3152

Gaswinning bij Ternaard

De NAM wil naar aardgas boren bij Ternaard, in Friesland. Voor de gasboring, gaswinning en de aanleg van een transportleiding is een winningsplan en een inpassingsplan opgesteld en zijn vergunningen nodig. Voordat de minister van Economische Zaken en Klimaat een besluit neemt over deze vergunningen, zijn de milieugevolgen onderzocht in een milieueffectrapport. De Commissie heeft op verzoek van de minister de inhoud van het milieueffectrapport beoordeeld.

Hoofdpunten uit het advies

Toetsingsadvies
De Commissie signaleert dat op een aantal punten essentiële informatie in het milieueffectrapport ontbreekt. Er is meer informatie nodig over de effecten op onder meer diepe bodemdaling, de kleine kweldergebieden ’t Skoar en de kwelder bij Wierum, de natuur en broedvogels. Ook stikstofdepositie en de effecten op archeologische waarden zijn nog onvoldoende in beeld, net als de effecten op de bodem bij aanleg van de transportleiding.

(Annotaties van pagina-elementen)
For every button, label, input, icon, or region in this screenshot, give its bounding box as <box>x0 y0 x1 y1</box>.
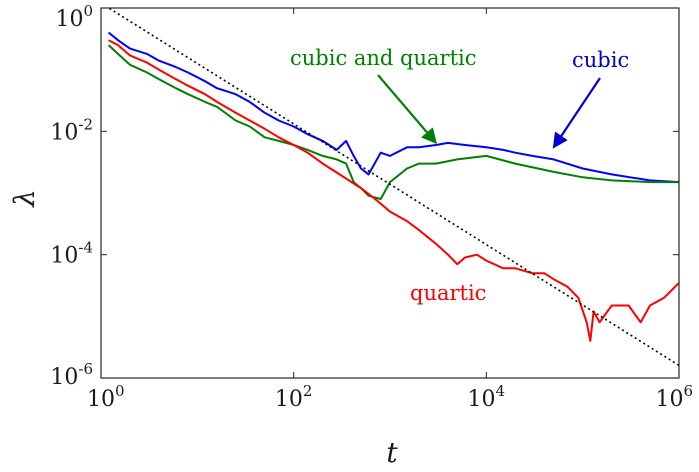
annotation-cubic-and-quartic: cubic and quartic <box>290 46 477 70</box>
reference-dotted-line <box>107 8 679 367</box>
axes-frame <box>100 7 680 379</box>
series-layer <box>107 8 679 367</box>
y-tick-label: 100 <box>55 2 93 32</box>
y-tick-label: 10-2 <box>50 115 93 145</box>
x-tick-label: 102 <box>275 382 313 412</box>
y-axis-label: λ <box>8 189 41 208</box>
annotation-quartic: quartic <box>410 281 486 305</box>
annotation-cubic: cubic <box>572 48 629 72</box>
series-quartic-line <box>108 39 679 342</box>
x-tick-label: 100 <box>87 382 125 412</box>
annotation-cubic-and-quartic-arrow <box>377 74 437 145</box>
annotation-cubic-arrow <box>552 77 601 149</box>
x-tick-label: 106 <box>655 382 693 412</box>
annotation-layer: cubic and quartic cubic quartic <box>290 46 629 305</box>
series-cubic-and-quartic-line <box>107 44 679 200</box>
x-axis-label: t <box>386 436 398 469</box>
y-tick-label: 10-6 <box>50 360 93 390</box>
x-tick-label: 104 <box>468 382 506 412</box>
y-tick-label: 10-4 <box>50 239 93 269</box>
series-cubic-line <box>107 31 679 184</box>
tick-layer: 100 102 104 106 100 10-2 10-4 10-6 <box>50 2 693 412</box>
* * *
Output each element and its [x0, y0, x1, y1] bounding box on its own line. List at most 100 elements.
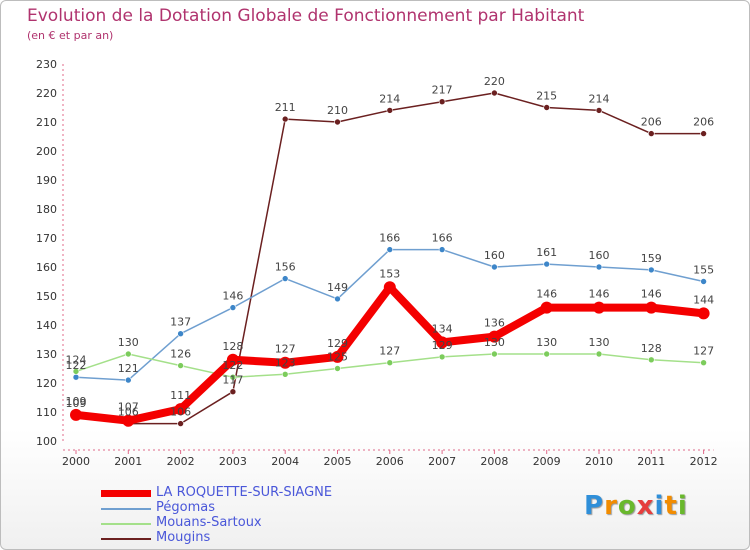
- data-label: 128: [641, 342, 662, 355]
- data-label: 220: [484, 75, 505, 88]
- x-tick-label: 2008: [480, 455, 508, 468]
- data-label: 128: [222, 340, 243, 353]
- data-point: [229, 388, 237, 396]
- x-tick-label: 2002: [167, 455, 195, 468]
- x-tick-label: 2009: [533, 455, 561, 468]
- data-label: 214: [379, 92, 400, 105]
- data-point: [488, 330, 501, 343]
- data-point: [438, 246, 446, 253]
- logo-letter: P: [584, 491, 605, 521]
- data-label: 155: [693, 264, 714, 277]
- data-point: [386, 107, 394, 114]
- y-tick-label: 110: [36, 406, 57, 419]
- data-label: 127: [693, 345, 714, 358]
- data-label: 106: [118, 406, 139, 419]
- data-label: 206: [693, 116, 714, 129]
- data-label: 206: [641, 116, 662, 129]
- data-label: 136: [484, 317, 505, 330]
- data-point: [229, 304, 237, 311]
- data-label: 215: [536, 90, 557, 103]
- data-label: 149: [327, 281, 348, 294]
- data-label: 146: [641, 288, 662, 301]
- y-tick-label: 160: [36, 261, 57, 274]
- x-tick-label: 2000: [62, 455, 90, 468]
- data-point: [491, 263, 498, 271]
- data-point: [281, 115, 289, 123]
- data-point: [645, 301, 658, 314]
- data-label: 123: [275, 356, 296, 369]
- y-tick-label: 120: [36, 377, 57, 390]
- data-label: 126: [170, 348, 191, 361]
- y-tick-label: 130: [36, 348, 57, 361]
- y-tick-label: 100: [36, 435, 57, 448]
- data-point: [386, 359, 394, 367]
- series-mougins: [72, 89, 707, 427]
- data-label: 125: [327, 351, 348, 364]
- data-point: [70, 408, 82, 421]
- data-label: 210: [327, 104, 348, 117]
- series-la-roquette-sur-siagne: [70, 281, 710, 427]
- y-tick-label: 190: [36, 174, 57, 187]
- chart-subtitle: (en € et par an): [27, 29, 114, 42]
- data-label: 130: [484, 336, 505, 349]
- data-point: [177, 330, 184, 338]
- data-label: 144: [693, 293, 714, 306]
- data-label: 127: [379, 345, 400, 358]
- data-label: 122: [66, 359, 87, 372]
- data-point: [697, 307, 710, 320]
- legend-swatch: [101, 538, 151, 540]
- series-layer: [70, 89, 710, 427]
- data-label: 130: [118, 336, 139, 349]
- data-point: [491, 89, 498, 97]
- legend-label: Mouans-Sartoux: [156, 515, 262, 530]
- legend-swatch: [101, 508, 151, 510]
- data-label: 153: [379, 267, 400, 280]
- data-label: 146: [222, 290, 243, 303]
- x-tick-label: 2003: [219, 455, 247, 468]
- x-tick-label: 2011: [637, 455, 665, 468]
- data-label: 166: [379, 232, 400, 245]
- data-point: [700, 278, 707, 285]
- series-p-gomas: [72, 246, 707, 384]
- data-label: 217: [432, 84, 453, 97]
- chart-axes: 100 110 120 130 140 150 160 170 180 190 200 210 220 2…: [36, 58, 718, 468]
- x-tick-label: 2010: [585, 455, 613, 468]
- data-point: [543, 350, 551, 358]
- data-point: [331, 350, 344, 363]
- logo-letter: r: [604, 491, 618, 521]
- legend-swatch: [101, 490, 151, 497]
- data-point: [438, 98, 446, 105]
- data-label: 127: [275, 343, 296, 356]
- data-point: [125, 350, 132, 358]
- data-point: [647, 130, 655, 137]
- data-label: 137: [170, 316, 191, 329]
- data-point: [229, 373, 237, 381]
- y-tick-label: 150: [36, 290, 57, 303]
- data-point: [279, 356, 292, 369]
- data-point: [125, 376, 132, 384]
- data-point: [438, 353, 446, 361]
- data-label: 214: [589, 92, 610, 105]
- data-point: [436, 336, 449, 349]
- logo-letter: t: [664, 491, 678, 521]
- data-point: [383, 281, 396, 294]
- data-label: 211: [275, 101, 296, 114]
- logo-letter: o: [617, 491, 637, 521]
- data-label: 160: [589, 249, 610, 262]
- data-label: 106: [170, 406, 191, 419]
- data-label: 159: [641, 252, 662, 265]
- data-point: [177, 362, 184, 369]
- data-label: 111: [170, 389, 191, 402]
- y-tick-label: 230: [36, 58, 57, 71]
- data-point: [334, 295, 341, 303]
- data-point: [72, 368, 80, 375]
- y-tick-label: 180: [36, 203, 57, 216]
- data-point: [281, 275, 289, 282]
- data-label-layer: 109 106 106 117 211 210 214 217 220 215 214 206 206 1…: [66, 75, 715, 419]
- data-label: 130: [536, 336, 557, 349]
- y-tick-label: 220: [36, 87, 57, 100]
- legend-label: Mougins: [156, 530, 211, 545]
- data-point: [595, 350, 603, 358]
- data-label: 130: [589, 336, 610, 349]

■ UIT TE VOEREN TAKEN
A) Wie wil volgens de tekst over de gaswinning bij Ternaard naar aardgas boren?
B) Ga verder met de tekst over de gaswinning bij Ternaard, vanaf de laatste zin die er staat.

■ ANTWOORDEN
A) De NAM.

B)
Tot slot is onvoldoende aannemelijk gemaakt dat monitoringresultaten van grotere gaswinningsgebieden een-op-een vertaald kunnen worden voor het kleinere gasveld bij Ternaard.
De gaswinning bij Ternaard ligt onder een vergrootglas in het bestuurlijk/politieke en maatschappelijke debat. De Commissie vindt het daarom belangrijk te benadrukken dat zij als onafhankelijke partij geen oordeel uitspreekt over wel of geen gaswinning bij Ternaard, over dit project in relatie tot bijvoorbeeld energietransitie of überhaupt over de (on)wenselijkheid van gaswinning.

De Commissie geeft de minister in overweging om een aanvulling op te stellen, waarover de Commissie op verzoek ook kan adviseren.


Advies reikwijdte en detailniveau
Het rapport moet laten zien hoe het deel van de Waddenzee boven het gasveld zich in de voorbije jaren heeft ontwikkeld. Niet alleen veranderingen in de natuur zijn daarbij belangrijk, maar ook veranderingen in de hoogte en de samenstelling van het wadplaten.
Verder moet worden onderzocht in welke mate de ondergrond zal dalen als er meer of minder gas wordt gewonnen en of dit bijvoorbeeld kan leiden tot aardbevingen, tot schade aan de natuur of tot problemen met het waterbeheer op het land.
De effecten moeten worden gemonitord, zodat kan worden ingegrepen als dat nodig is. Dat gebeurt nu al bij de bestaande winningen onder de Waddenzee. Het rapport moet de aanpassingen van het bestaande meetprogramma beschrijven en hoe het zal worden gecontroleerd.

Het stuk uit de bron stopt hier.